Task material:
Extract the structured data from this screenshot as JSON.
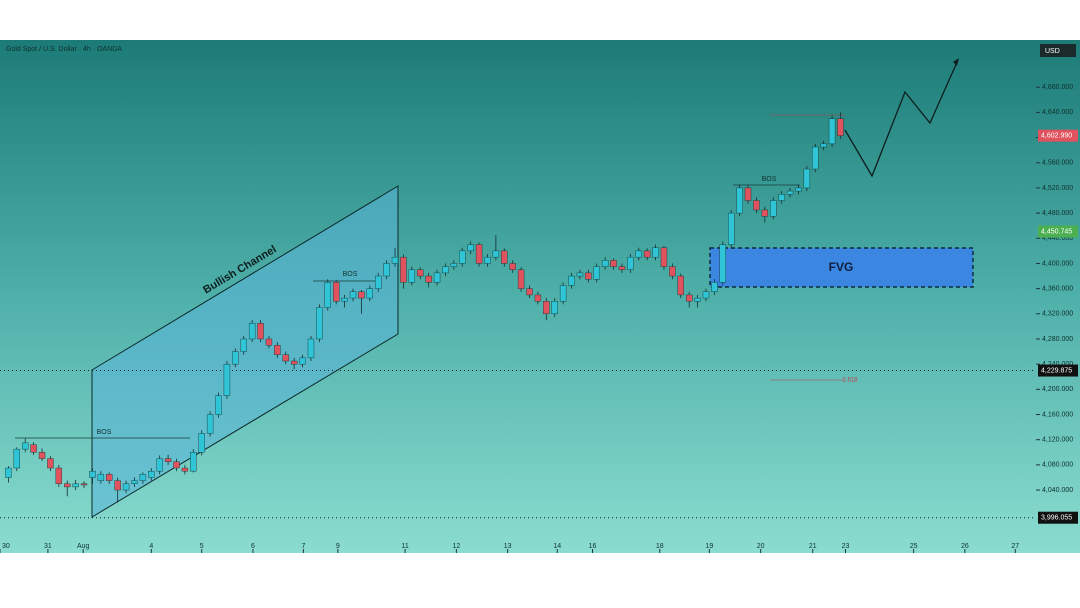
{
  "chart_data": {
    "type": "candlestick",
    "title": "Gold Spot / U.S. Dollar · 4h · OANDA",
    "currency": "USD",
    "up_color": "#2fc4d6",
    "down_color": "#e0525e",
    "candles": [
      [
        4060,
        4078,
        4052,
        4075
      ],
      [
        4075,
        4108,
        4070,
        4105
      ],
      [
        4105,
        4122,
        4100,
        4115
      ],
      [
        4112,
        4116,
        4096,
        4100
      ],
      [
        4100,
        4106,
        4086,
        4090
      ],
      [
        4090,
        4094,
        4070,
        4075
      ],
      [
        4075,
        4080,
        4045,
        4050
      ],
      [
        4050,
        4055,
        4030,
        4045
      ],
      [
        4045,
        4056,
        4040,
        4050
      ],
      [
        4050,
        4054,
        4043,
        4048
      ],
      [
        4060,
        4075,
        4050,
        4070
      ],
      [
        4055,
        4070,
        4050,
        4065
      ],
      [
        4065,
        4068,
        4050,
        4055
      ],
      [
        4055,
        4060,
        4020,
        4040
      ],
      [
        4040,
        4055,
        4035,
        4050
      ],
      [
        4050,
        4060,
        4045,
        4055
      ],
      [
        4055,
        4068,
        4050,
        4065
      ],
      [
        4060,
        4075,
        4055,
        4070
      ],
      [
        4070,
        4095,
        4065,
        4090
      ],
      [
        4090,
        4096,
        4080,
        4085
      ],
      [
        4085,
        4090,
        4070,
        4075
      ],
      [
        4075,
        4080,
        4065,
        4070
      ],
      [
        4070,
        4105,
        4068,
        4100
      ],
      [
        4100,
        4135,
        4095,
        4130
      ],
      [
        4130,
        4165,
        4125,
        4160
      ],
      [
        4160,
        4195,
        4155,
        4190
      ],
      [
        4190,
        4245,
        4185,
        4240
      ],
      [
        4240,
        4265,
        4235,
        4260
      ],
      [
        4260,
        4285,
        4255,
        4280
      ],
      [
        4280,
        4310,
        4275,
        4305
      ],
      [
        4305,
        4310,
        4275,
        4280
      ],
      [
        4280,
        4285,
        4265,
        4270
      ],
      [
        4270,
        4275,
        4250,
        4255
      ],
      [
        4255,
        4260,
        4240,
        4245
      ],
      [
        4245,
        4250,
        4232,
        4240
      ],
      [
        4240,
        4255,
        4235,
        4250
      ],
      [
        4250,
        4285,
        4245,
        4280
      ],
      [
        4280,
        4335,
        4275,
        4330
      ],
      [
        4330,
        4375,
        4325,
        4370
      ],
      [
        4370,
        4374,
        4335,
        4340
      ],
      [
        4340,
        4350,
        4330,
        4345
      ],
      [
        4345,
        4360,
        4340,
        4355
      ],
      [
        4355,
        4358,
        4320,
        4345
      ],
      [
        4345,
        4365,
        4340,
        4360
      ],
      [
        4360,
        4385,
        4355,
        4380
      ],
      [
        4380,
        4405,
        4375,
        4400
      ],
      [
        4400,
        4425,
        4395,
        4410
      ],
      [
        4410,
        4414,
        4360,
        4370
      ],
      [
        4370,
        4395,
        4365,
        4390
      ],
      [
        4390,
        4394,
        4375,
        4380
      ],
      [
        4380,
        4385,
        4362,
        4370
      ],
      [
        4370,
        4390,
        4365,
        4385
      ],
      [
        4385,
        4400,
        4380,
        4395
      ],
      [
        4395,
        4405,
        4390,
        4400
      ],
      [
        4400,
        4425,
        4395,
        4420
      ],
      [
        4420,
        4435,
        4415,
        4430
      ],
      [
        4430,
        4433,
        4395,
        4400
      ],
      [
        4400,
        4415,
        4395,
        4410
      ],
      [
        4410,
        4445,
        4405,
        4420
      ],
      [
        4420,
        4424,
        4395,
        4400
      ],
      [
        4400,
        4405,
        4385,
        4390
      ],
      [
        4390,
        4394,
        4355,
        4360
      ],
      [
        4360,
        4365,
        4345,
        4350
      ],
      [
        4350,
        4355,
        4335,
        4340
      ],
      [
        4340,
        4345,
        4310,
        4320
      ],
      [
        4320,
        4345,
        4315,
        4340
      ],
      [
        4340,
        4370,
        4335,
        4365
      ],
      [
        4365,
        4385,
        4360,
        4380
      ],
      [
        4380,
        4390,
        4375,
        4385
      ],
      [
        4385,
        4390,
        4370,
        4375
      ],
      [
        4375,
        4400,
        4370,
        4395
      ],
      [
        4395,
        4410,
        4390,
        4405
      ],
      [
        4405,
        4408,
        4390,
        4395
      ],
      [
        4395,
        4400,
        4385,
        4390
      ],
      [
        4390,
        4415,
        4385,
        4410
      ],
      [
        4410,
        4425,
        4405,
        4420
      ],
      [
        4420,
        4424,
        4405,
        4410
      ],
      [
        4410,
        4430,
        4405,
        4425
      ],
      [
        4425,
        4428,
        4390,
        4395
      ],
      [
        4395,
        4400,
        4375,
        4380
      ],
      [
        4380,
        4384,
        4345,
        4350
      ],
      [
        4350,
        4355,
        4330,
        4340
      ],
      [
        4340,
        4350,
        4330,
        4345
      ],
      [
        4345,
        4360,
        4340,
        4355
      ],
      [
        4355,
        4375,
        4350,
        4370
      ],
      [
        4370,
        4435,
        4365,
        4430
      ],
      [
        4430,
        4485,
        4425,
        4480
      ],
      [
        4480,
        4525,
        4475,
        4520
      ],
      [
        4520,
        4524,
        4495,
        4500
      ],
      [
        4500,
        4505,
        4480,
        4485
      ],
      [
        4485,
        4490,
        4465,
        4475
      ],
      [
        4475,
        4505,
        4470,
        4500
      ],
      [
        4500,
        4515,
        4495,
        4510
      ],
      [
        4510,
        4520,
        4505,
        4515
      ],
      [
        4515,
        4525,
        4510,
        4520
      ],
      [
        4520,
        4555,
        4515,
        4550
      ],
      [
        4550,
        4590,
        4545,
        4585
      ],
      [
        4585,
        4595,
        4580,
        4590
      ],
      [
        4590,
        4635,
        4585,
        4630
      ],
      [
        4630,
        4640,
        4598,
        4603
      ]
    ],
    "xlim": [
      0,
      128.5
    ],
    "xticks": [
      {
        "value": 0,
        "label": "30"
      },
      {
        "value": 5.7,
        "label": "31"
      },
      {
        "value": 9.9,
        "label": "Aug"
      },
      {
        "value": 18,
        "label": "4"
      },
      {
        "value": 24,
        "label": "5"
      },
      {
        "value": 30.1,
        "label": "6"
      },
      {
        "value": 36.1,
        "label": "7"
      },
      {
        "value": 40.2,
        "label": "9"
      },
      {
        "value": 48.2,
        "label": "11"
      },
      {
        "value": 54.3,
        "label": "12"
      },
      {
        "value": 60.4,
        "label": "13"
      },
      {
        "value": 66.3,
        "label": "14"
      },
      {
        "value": 70.5,
        "label": "16"
      },
      {
        "value": 78.5,
        "label": "18"
      },
      {
        "value": 84.4,
        "label": "19"
      },
      {
        "value": 90.5,
        "label": "20"
      },
      {
        "value": 96.7,
        "label": "21"
      },
      {
        "value": 100.6,
        "label": "23"
      },
      {
        "value": 108.7,
        "label": "25"
      },
      {
        "value": 114.8,
        "label": "26"
      },
      {
        "value": 120.8,
        "label": "27"
      }
    ],
    "ylim": [
      3940,
      4755
    ],
    "yticks": [
      {
        "value": 4040,
        "label": "4,040.000"
      },
      {
        "value": 4080,
        "label": "4,080.000"
      },
      {
        "value": 4120,
        "label": "4,120.000"
      },
      {
        "value": 4160,
        "label": "4,160.000"
      },
      {
        "value": 4200,
        "label": "4,200.000"
      },
      {
        "value": 4240,
        "label": "4,240.000"
      },
      {
        "value": 4280,
        "label": "4,280.000"
      },
      {
        "value": 4320,
        "label": "4,320.000"
      },
      {
        "value": 4360,
        "label": "4,360.000"
      },
      {
        "value": 4400,
        "label": "4,400.000"
      },
      {
        "value": 4440,
        "label": "4,440.000"
      },
      {
        "value": 4480,
        "label": "4,480.000"
      },
      {
        "value": 4520,
        "label": "4,520.000"
      },
      {
        "value": 4560,
        "label": "4,560.000"
      },
      {
        "value": 4600,
        "label": "4,600.000"
      },
      {
        "value": 4640,
        "label": "4,640.000"
      },
      {
        "value": 4680,
        "label": "4,680.000"
      }
    ],
    "levels": [
      {
        "value": 4229.875,
        "label": "4,229.875"
      },
      {
        "value": 3996.055,
        "label": "3,996.055"
      }
    ],
    "price_labels": [
      {
        "value": 4602.99,
        "label": "4,602.990",
        "color": "#e0525e"
      },
      {
        "value": 4450.745,
        "label": "4,450.745",
        "color": "#4caf50"
      }
    ],
    "annotations": {
      "channel": "Bullish Channel",
      "bos": [
        "BOS",
        "BOS",
        "BOS"
      ],
      "fvg": "FVG",
      "fib": "2.618"
    }
  }
}
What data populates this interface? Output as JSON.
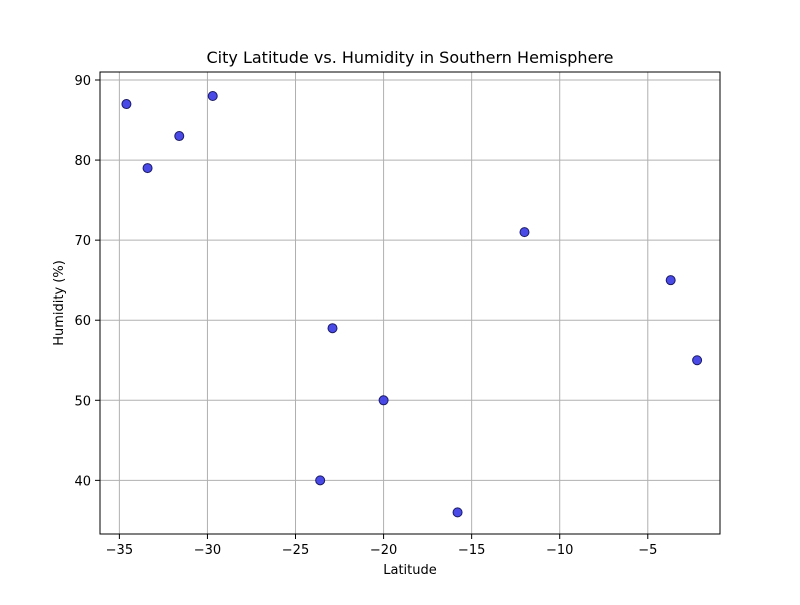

The task: Tally the lines of the preceding listing in which the word "this" appears; state nothing but the total.

Task output: 2